The request:
Copy out the records verbatim, beginning at the line that contains "Patent image size: (1254, 1008)." and stopping after the line that contains "The rigid shell 18 is at (253, 420).". Include both of those lines.

Listed entries:

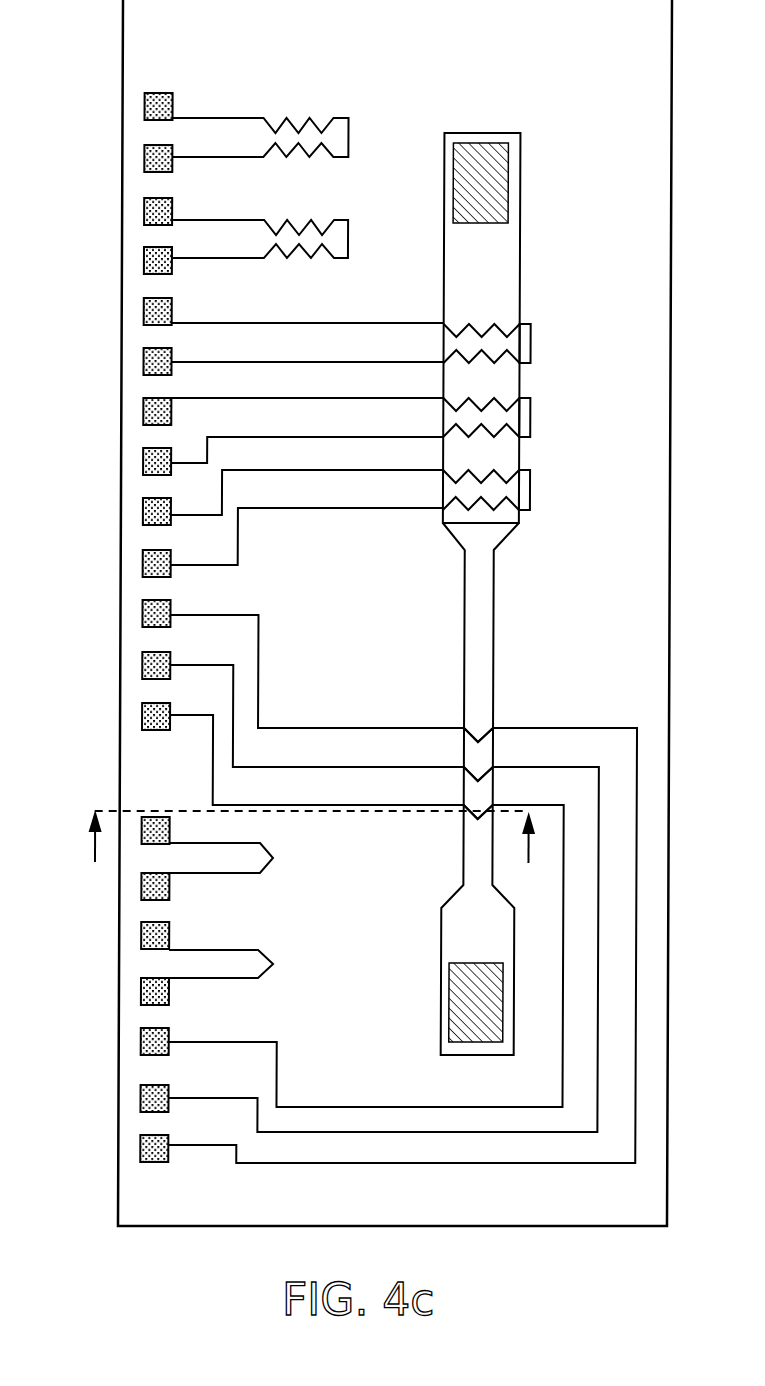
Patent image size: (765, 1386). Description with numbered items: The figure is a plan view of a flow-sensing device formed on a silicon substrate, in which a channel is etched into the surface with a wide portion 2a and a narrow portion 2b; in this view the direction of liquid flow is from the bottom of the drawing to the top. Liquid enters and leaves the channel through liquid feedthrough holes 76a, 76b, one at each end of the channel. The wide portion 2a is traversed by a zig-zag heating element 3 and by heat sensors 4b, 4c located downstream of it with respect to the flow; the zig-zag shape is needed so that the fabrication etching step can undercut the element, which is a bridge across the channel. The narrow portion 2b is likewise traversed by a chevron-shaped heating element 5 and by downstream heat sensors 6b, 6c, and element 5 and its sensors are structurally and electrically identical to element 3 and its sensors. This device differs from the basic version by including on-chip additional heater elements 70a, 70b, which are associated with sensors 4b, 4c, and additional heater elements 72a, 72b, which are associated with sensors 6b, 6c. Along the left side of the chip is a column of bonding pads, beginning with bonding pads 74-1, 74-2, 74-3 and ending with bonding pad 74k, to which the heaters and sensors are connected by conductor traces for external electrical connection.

--

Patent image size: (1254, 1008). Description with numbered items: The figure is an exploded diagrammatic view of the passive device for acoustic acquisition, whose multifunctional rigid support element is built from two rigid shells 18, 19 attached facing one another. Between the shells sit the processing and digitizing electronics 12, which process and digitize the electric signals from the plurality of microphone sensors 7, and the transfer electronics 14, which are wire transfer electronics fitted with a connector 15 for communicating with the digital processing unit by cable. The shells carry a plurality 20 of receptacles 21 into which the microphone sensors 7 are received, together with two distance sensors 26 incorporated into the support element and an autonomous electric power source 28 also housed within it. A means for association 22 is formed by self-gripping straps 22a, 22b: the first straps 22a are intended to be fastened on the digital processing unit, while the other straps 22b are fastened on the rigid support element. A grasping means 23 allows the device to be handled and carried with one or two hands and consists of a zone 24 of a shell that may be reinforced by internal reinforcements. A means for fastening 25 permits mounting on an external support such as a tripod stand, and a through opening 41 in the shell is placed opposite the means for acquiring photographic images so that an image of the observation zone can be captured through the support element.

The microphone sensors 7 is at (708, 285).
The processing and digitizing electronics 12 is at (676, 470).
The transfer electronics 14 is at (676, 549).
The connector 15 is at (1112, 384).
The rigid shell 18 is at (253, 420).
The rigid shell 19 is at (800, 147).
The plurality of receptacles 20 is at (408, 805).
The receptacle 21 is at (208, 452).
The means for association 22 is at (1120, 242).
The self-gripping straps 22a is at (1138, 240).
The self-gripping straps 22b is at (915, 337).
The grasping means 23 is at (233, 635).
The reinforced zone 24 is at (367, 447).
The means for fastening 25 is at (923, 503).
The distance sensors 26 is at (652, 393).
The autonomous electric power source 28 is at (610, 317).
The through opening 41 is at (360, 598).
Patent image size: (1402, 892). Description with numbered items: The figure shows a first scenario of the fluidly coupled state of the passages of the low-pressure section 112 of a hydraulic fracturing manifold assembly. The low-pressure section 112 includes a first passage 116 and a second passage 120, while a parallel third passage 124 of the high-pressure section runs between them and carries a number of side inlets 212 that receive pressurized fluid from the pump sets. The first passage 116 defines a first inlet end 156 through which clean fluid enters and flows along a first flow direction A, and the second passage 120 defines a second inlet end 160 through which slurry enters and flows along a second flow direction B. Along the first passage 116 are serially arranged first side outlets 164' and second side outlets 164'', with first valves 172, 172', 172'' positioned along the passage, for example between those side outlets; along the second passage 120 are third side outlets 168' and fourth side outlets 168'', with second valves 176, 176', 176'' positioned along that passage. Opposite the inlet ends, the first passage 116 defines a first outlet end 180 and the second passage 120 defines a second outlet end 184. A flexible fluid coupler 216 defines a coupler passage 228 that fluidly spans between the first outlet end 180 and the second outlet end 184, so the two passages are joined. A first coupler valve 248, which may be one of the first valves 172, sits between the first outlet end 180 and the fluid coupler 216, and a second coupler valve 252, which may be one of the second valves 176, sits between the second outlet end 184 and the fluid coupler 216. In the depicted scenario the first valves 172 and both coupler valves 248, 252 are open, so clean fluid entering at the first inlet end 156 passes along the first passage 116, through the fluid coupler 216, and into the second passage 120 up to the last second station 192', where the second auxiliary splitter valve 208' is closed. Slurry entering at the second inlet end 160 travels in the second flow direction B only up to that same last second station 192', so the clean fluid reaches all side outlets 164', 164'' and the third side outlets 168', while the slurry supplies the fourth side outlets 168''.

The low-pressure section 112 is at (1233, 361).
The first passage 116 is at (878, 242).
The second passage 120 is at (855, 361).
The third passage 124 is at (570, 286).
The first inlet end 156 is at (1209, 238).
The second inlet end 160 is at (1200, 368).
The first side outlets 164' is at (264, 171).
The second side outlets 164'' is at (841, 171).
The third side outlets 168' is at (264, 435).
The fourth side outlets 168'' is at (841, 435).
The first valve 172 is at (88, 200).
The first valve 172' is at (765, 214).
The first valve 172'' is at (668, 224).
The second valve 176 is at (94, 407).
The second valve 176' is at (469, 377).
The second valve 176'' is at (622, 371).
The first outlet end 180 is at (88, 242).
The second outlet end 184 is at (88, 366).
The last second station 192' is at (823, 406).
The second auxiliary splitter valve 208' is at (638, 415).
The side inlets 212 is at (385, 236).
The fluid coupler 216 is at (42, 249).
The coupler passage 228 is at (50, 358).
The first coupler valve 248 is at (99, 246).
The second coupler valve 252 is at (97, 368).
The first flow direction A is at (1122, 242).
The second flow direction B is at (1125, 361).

Result:
Patent image size: (1254, 1008). Description with numbered items: The figure is an exploded diagrammatic view of the passive device for acoustic acquisition, whose multifunctional rigid support element is built from two rigid shells 18, 19 attached facing one another. Between the shells sit the processing and digitizing electronics 12, which process and digitize the electric signals from the plurality of microphone sensors 7, and the transfer electronics 14, which are wire transfer electronics fitted with a connector 15 for communicating with the digital processing unit by cable. The shells carry a plurality 20 of receptacles 21 into which the microphone sensors 7 are received, together with two distance sensors 26 incorporated into the support element and an autonomous electric power source 28 also housed within it. A means for association 22 is formed by self-gripping straps 22a, 22b: the first straps 22a are intended to be fastened on the digital processing unit, while the other straps 22b are fastened on the rigid support element. A grasping means 23 allows the device to be handled and carried with one or two hands and consists of a zone 24 of a shell that may be reinforced by internal reinforcements. A means for fastening 25 permits mounting on an external support such as a tripod stand, and a through opening 41 in the shell is placed opposite the means for acquiring photographic images so that an image of the observation zone can be captured through the support element.

The microphone sensors 7 is at (708, 285).
The processing and digitizing electronics 12 is at (676, 470).
The transfer electronics 14 is at (676, 549).
The connector 15 is at (1112, 384).
The rigid shell 18 is at (253, 420).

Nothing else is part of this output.